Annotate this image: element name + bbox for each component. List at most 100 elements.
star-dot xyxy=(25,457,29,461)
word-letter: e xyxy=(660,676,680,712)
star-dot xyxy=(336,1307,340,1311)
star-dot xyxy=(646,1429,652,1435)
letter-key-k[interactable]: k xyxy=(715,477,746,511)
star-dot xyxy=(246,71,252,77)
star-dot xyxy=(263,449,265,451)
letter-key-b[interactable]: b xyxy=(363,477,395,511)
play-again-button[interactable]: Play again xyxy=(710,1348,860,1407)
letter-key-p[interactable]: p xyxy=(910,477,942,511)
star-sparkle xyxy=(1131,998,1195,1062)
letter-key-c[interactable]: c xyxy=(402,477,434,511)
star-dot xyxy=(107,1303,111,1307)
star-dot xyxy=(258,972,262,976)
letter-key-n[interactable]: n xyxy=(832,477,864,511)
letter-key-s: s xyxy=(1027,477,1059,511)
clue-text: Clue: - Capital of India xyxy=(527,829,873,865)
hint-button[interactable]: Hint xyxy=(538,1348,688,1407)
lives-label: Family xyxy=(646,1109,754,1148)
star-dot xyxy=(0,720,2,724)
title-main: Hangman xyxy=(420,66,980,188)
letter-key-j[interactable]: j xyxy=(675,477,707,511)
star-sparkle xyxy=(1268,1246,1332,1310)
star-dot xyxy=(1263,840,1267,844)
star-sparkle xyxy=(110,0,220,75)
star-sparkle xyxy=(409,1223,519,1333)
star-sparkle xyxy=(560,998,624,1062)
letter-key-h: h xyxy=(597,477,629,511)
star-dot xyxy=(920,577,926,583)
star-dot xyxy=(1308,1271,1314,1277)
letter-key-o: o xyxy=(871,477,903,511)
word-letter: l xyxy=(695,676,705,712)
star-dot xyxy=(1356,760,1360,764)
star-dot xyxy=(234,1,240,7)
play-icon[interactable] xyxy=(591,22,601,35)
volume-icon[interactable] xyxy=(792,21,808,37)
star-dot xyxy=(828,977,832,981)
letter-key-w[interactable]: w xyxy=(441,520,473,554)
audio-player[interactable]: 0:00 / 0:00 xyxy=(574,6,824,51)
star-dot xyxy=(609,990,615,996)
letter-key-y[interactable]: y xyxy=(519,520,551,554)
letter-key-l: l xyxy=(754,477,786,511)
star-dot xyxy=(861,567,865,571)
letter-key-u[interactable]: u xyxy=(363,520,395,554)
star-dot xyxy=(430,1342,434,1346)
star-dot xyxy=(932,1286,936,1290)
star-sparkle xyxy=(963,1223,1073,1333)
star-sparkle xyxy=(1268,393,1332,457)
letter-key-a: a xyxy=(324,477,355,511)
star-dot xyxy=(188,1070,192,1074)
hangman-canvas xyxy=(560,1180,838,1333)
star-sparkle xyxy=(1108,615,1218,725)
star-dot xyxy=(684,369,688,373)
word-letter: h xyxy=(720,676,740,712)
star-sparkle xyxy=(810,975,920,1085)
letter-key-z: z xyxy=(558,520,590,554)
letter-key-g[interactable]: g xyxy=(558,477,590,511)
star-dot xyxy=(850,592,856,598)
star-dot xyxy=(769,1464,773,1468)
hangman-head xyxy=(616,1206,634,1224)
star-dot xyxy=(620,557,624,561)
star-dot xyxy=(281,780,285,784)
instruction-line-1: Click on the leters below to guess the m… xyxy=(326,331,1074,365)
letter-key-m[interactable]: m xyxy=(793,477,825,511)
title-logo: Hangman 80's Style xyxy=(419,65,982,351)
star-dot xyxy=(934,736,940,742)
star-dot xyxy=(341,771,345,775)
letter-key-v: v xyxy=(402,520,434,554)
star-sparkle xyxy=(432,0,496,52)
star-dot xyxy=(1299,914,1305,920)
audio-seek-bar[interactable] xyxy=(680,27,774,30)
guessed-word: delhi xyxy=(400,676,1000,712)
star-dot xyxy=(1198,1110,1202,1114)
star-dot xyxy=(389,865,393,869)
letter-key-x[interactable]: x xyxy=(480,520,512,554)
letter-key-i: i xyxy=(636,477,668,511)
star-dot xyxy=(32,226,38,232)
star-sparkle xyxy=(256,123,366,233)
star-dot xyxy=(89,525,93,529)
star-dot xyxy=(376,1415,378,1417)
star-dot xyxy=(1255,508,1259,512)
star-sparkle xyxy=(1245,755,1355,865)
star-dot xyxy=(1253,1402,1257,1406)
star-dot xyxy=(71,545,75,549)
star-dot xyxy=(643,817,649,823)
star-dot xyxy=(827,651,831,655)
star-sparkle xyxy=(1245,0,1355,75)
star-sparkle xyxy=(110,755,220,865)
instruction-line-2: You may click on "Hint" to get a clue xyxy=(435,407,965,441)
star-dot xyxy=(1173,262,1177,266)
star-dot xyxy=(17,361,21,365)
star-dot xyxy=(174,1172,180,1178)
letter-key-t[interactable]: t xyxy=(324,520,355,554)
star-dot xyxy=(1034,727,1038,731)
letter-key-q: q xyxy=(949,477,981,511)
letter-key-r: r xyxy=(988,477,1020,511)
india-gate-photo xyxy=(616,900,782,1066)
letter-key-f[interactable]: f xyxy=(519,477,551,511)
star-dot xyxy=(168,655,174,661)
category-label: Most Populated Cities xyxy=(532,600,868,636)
....................
Aim of the task: Rewrite the stretch of the data from its start through the line containing "letter-key-o: o xyxy=(871,477,903,511)", renaming every "star-sparkle" to "star-glint" and leaving everything else unchanged.

Result of the task:
Annotate this image: element name + bbox for each component. List at most 100 elements.
star-dot xyxy=(25,457,29,461)
word-letter: e xyxy=(660,676,680,712)
star-dot xyxy=(336,1307,340,1311)
star-dot xyxy=(646,1429,652,1435)
letter-key-k[interactable]: k xyxy=(715,477,746,511)
star-dot xyxy=(246,71,252,77)
star-dot xyxy=(263,449,265,451)
letter-key-b[interactable]: b xyxy=(363,477,395,511)
play-again-button[interactable]: Play again xyxy=(710,1348,860,1407)
letter-key-p[interactable]: p xyxy=(910,477,942,511)
star-glint xyxy=(1131,998,1195,1062)
letter-key-c[interactable]: c xyxy=(402,477,434,511)
star-dot xyxy=(107,1303,111,1307)
star-dot xyxy=(258,972,262,976)
letter-key-n[interactable]: n xyxy=(832,477,864,511)
letter-key-s: s xyxy=(1027,477,1059,511)
clue-text: Clue: - Capital of India xyxy=(527,829,873,865)
hint-button[interactable]: Hint xyxy=(538,1348,688,1407)
lives-label: Family xyxy=(646,1109,754,1148)
star-dot xyxy=(0,720,2,724)
title-main: Hangman xyxy=(420,66,980,188)
letter-key-j[interactable]: j xyxy=(675,477,707,511)
star-glint xyxy=(1268,1246,1332,1310)
star-dot xyxy=(1263,840,1267,844)
star-glint xyxy=(110,0,220,75)
star-glint xyxy=(409,1223,519,1333)
star-glint xyxy=(560,998,624,1062)
letter-key-h: h xyxy=(597,477,629,511)
star-dot xyxy=(920,577,926,583)
star-dot xyxy=(1308,1271,1314,1277)
letter-key-o: o xyxy=(871,477,903,511)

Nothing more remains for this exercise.